### Written exercise
Look for "tablero" in each line of the entries, and return the matching lines.

### Exercise material
##############################
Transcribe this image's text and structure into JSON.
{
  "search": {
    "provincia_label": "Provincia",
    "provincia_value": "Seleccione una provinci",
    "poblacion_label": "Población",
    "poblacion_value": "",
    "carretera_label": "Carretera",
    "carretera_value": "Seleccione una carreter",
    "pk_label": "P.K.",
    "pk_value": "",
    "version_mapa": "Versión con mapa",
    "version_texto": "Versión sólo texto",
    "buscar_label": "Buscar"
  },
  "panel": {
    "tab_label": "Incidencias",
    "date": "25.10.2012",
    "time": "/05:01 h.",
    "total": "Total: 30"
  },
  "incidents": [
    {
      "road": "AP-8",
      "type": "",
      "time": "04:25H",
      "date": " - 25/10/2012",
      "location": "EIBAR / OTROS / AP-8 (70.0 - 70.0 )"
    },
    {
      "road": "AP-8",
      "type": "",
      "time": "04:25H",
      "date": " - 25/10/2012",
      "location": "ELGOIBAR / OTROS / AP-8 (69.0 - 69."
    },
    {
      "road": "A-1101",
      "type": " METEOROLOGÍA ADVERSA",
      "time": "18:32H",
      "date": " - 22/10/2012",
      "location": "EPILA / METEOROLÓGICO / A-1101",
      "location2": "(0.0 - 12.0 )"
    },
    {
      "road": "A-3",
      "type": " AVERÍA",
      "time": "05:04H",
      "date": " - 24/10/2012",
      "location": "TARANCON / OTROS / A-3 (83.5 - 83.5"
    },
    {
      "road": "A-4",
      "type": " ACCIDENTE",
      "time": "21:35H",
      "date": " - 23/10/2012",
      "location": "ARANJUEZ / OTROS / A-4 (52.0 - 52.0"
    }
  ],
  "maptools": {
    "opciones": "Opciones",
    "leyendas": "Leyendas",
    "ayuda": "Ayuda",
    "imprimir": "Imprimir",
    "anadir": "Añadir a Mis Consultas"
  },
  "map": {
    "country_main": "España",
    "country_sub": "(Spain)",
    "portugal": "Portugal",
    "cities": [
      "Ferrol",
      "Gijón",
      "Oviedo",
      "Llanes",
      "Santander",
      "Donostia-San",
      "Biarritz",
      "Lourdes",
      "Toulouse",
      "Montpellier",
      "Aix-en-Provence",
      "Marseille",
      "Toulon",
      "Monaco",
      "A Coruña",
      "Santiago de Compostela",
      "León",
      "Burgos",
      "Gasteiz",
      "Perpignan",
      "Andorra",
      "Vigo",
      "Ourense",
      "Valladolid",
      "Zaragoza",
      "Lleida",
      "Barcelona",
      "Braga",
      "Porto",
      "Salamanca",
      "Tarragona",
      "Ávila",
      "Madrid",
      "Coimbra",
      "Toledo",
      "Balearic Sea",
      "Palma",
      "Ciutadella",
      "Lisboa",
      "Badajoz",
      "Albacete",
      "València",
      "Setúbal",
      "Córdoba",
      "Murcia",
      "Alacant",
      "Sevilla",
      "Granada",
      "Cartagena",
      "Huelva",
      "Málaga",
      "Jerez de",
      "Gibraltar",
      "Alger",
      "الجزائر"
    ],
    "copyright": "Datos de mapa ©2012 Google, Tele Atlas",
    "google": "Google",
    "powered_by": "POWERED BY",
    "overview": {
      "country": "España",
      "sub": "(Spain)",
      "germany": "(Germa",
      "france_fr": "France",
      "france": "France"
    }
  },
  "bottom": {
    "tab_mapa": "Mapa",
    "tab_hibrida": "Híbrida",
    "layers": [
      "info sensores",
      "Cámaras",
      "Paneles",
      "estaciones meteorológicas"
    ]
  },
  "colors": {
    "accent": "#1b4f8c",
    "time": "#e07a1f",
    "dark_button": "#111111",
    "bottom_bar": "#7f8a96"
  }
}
##############################
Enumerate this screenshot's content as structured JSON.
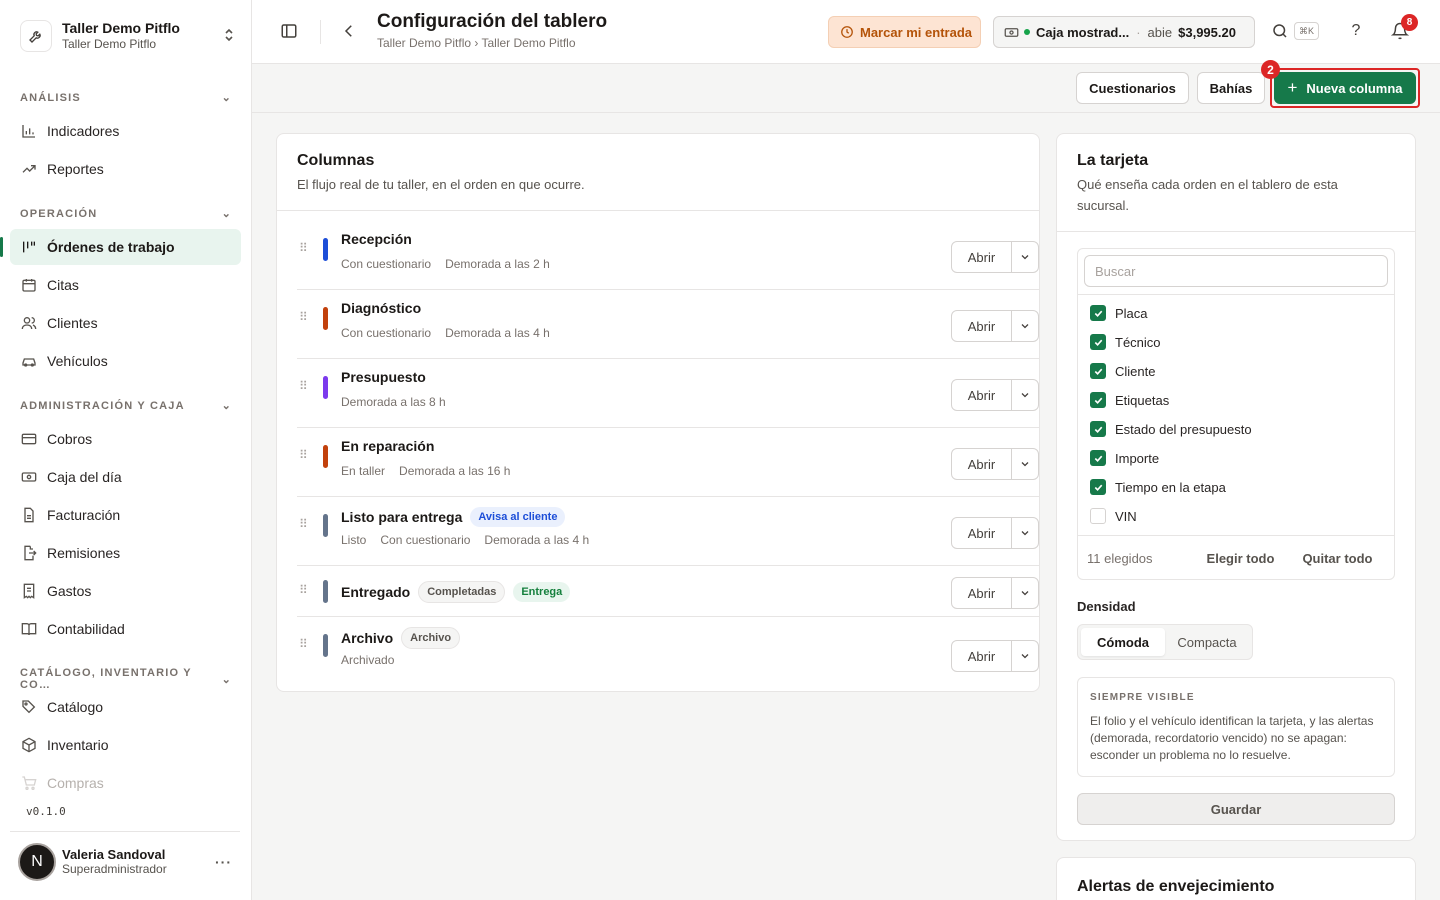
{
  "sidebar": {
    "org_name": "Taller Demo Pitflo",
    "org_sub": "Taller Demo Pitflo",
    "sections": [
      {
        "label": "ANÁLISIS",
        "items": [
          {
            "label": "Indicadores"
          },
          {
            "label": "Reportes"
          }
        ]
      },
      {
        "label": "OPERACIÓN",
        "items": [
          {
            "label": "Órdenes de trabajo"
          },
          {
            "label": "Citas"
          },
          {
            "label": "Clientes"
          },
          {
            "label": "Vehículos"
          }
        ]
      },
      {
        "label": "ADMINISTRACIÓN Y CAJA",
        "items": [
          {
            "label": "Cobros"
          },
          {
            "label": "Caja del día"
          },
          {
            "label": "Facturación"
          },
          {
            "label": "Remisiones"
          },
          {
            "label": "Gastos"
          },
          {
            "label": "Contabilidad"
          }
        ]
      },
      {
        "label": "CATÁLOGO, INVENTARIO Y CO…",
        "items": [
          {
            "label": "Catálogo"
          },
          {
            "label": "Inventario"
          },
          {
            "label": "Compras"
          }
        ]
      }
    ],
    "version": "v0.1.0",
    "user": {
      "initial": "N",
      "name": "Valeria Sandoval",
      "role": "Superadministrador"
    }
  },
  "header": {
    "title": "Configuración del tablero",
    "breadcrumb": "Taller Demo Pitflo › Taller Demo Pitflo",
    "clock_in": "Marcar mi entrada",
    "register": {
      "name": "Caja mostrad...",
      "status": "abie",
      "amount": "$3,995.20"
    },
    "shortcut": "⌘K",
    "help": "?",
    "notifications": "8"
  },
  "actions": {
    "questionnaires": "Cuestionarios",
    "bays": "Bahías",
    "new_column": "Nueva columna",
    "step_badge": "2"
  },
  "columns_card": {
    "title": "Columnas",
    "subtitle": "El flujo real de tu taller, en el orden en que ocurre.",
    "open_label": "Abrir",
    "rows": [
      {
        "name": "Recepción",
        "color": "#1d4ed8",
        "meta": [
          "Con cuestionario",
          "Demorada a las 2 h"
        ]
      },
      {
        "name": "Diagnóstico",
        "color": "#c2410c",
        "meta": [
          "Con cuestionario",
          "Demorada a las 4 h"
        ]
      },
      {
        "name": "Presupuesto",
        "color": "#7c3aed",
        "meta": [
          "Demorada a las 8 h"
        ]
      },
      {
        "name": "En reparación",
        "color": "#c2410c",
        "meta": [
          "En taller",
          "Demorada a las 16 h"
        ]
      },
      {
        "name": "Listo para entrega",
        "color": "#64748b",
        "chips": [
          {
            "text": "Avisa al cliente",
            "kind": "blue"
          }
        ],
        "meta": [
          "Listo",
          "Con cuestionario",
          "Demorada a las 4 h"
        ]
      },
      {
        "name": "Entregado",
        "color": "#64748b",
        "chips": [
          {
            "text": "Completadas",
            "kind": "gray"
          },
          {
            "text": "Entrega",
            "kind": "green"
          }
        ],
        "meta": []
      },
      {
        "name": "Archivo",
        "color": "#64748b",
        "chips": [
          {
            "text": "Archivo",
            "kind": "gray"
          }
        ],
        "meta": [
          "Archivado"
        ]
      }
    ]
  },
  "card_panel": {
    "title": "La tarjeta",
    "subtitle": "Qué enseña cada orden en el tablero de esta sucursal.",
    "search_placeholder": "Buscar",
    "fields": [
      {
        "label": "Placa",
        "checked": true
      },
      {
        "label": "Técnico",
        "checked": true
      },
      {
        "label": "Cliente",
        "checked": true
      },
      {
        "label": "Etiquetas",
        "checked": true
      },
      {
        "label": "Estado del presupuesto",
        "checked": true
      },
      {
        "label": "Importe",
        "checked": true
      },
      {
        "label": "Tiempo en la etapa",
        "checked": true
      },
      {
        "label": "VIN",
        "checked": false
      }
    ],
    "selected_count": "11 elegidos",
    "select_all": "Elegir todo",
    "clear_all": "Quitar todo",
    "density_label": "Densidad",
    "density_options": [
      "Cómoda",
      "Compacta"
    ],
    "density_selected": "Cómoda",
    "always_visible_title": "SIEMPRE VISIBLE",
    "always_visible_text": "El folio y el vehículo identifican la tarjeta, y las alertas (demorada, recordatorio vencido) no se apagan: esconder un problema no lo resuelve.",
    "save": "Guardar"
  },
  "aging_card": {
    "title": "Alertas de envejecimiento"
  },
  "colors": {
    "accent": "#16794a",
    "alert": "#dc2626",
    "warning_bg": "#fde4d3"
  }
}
##############################
### Output below
    "title": "Configuración del tablero",
    "subtitle": "Qué enseña cada orden en el tablero de esta sucursal.",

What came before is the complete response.